◆ What to do:
What follows is a set of records; restate each one word for word and drop the pictures.

◆ Records for the exercise:

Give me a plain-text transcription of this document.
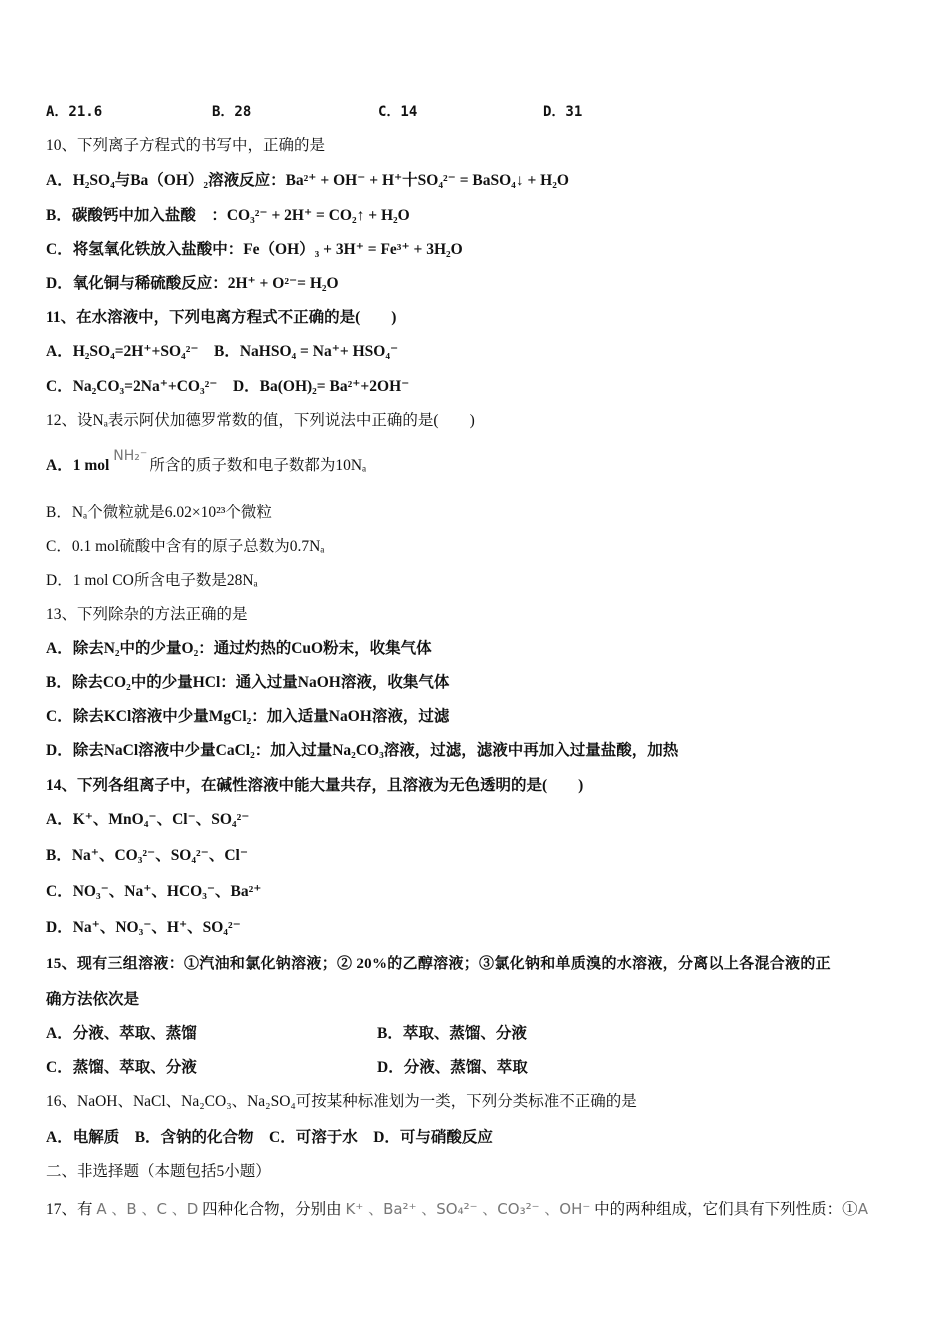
A．21.6	B．28	C．14	D．31
10、下列离子方程式的书写中，正确的是
A．H₂SO₄与Ba（OH）₂溶液反应：Ba²⁺ + OH⁻ + H⁺十SO₄²⁻ = BaSO₄↓ + H₂O
B．碳酸钙中加入盐酸　：CO₃²⁻ + 2H⁺ = CO₂↑ + H₂O
C．将氢氧化铁放入盐酸中：Fe（OH）₃ + 3H⁺ = Fe³⁺ + 3H₂O
D．氧化铜与稀硫酸反应：2H⁺ + O²⁻= H₂O
11、在水溶液中，下列电离方程式不正确的是(　　)
A．H₂SO₄=2H⁺+SO₄²⁻　B．NaHSO₄ = Na⁺+ HSO₄⁻
C．Na₂CO₃=2Na⁺+CO₃²⁻　D．Ba(OH)₂= Ba²⁺+2OH⁻
12、设Nₐ表示阿伏加德罗常数的值，下列说法中正确的是(　　)
A．1 molNH₂⁻所含的质子数和电子数都为10Nₐ
B．Nₐ个微粒就是6.02×10²³个微粒
C．0.1 mol硫酸中含有的原子总数为0.7Nₐ
D．1 mol CO所含电子数是28Nₐ
13、下列除杂的方法正确的是
A．除去N₂中的少量O₂：通过灼热的CuO粉末，收集气体
B．除去CO₂中的少量HCl：通入过量NaOH溶液，收集气体
C．除去KCl溶液中少量MgCl₂：加入适量NaOH溶液，过滤
D．除去NaCl溶液中少量CaCl₂：加入过量Na₂CO₃溶液，过滤，滤液中再加入过量盐酸，加热
14、下列各组离子中，在碱性溶液中能大量共存，且溶液为无色透明的是(　　)
A．K⁺、MnO₄⁻、Cl⁻、SO₄²⁻
B．Na⁺、CO₃²⁻、SO₄²⁻、Cl⁻
C．NO₃⁻、Na⁺、HCO₃⁻、Ba²⁺
D．Na⁺、NO₃⁻、H⁺、SO₄²⁻
15、现有三组溶液：①汽油和氯化钠溶液；② 20%的乙醇溶液；③氯化钠和单质溴的水溶液，分离以上各混合液的正
确方法依次是
A．分液、萃取、蒸馏	B．萃取、蒸馏、分液
C．蒸馏、萃取、分液	D．分液、蒸馏、萃取
16、NaOH、NaCl、Na₂CO₃、Na₂SO₄可按某种标准划为一类，下列分类标准不正确的是
A．电解质　B．含钠的化合物　C．可溶于水　D．可与硝酸反应
二、非选择题（本题包括5小题）
17、有 A 、B 、C 、D 四种化合物，分别由 K⁺ 、Ba²⁺ 、SO₄²⁻ 、CO₃²⁻ 、OH⁻ 中的两种组成，它们具有下列性质：①A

◆ Answer to this exercise:
Give me a plain-text transcription of this document.
A．21.6	B．28	C．14	D．31
10、下列离子方程式的书写中，正确的是
A．H₂SO₄与Ba（OH）₂溶液反应：Ba²⁺ + OH⁻ + H⁺十SO₄²⁻ = BaSO₄↓ + H₂O
B．碳酸钙中加入盐酸　：CO₃²⁻ + 2H⁺ = CO₂↑ + H₂O
C．将氢氧化铁放入盐酸中：Fe（OH）₃ + 3H⁺ = Fe³⁺ + 3H₂O
D．氧化铜与稀硫酸反应：2H⁺ + O²⁻= H₂O
11、在水溶液中，下列电离方程式不正确的是(　　)
A．H₂SO₄=2H⁺+SO₄²⁻　B．NaHSO₄ = Na⁺+ HSO₄⁻
C．Na₂CO₃=2Na⁺+CO₃²⁻　D．Ba(OH)₂= Ba²⁺+2OH⁻
12、设Nₐ表示阿伏加德罗常数的值，下列说法中正确的是(　　)
A．1 molNH₂⁻所含的质子数和电子数都为10Nₐ
B．Nₐ个微粒就是6.02×10²³个微粒
C．0.1 mol硫酸中含有的原子总数为0.7Nₐ
D．1 mol CO所含电子数是28Nₐ
13、下列除杂的方法正确的是
A．除去N₂中的少量O₂：通过灼热的CuO粉末，收集气体
B．除去CO₂中的少量HCl：通入过量NaOH溶液，收集气体
C．除去KCl溶液中少量MgCl₂：加入适量NaOH溶液，过滤
D．除去NaCl溶液中少量CaCl₂：加入过量Na₂CO₃溶液，过滤，滤液中再加入过量盐酸，加热
14、下列各组离子中，在碱性溶液中能大量共存，且溶液为无色透明的是(　　)
A．K⁺、MnO₄⁻、Cl⁻、SO₄²⁻
B．Na⁺、CO₃²⁻、SO₄²⁻、Cl⁻
C．NO₃⁻、Na⁺、HCO₃⁻、Ba²⁺
D．Na⁺、NO₃⁻、H⁺、SO₄²⁻
15、现有三组溶液：①汽油和氯化钠溶液；② 20%的乙醇溶液；③氯化钠和单质溴的水溶液，分离以上各混合液的正
确方法依次是
A．分液、萃取、蒸馏	B．萃取、蒸馏、分液
C．蒸馏、萃取、分液	D．分液、蒸馏、萃取
16、NaOH、NaCl、Na₂CO₃、Na₂SO₄可按某种标准划为一类，下列分类标准不正确的是
A．电解质　B．含钠的化合物　C．可溶于水　D．可与硝酸反应
二、非选择题（本题包括5小题）
17、有 A 、B 、C 、D 四种化合物，分别由 K⁺ 、Ba²⁺ 、SO₄²⁻ 、CO₃²⁻ 、OH⁻ 中的两种组成，它们具有下列性质：①A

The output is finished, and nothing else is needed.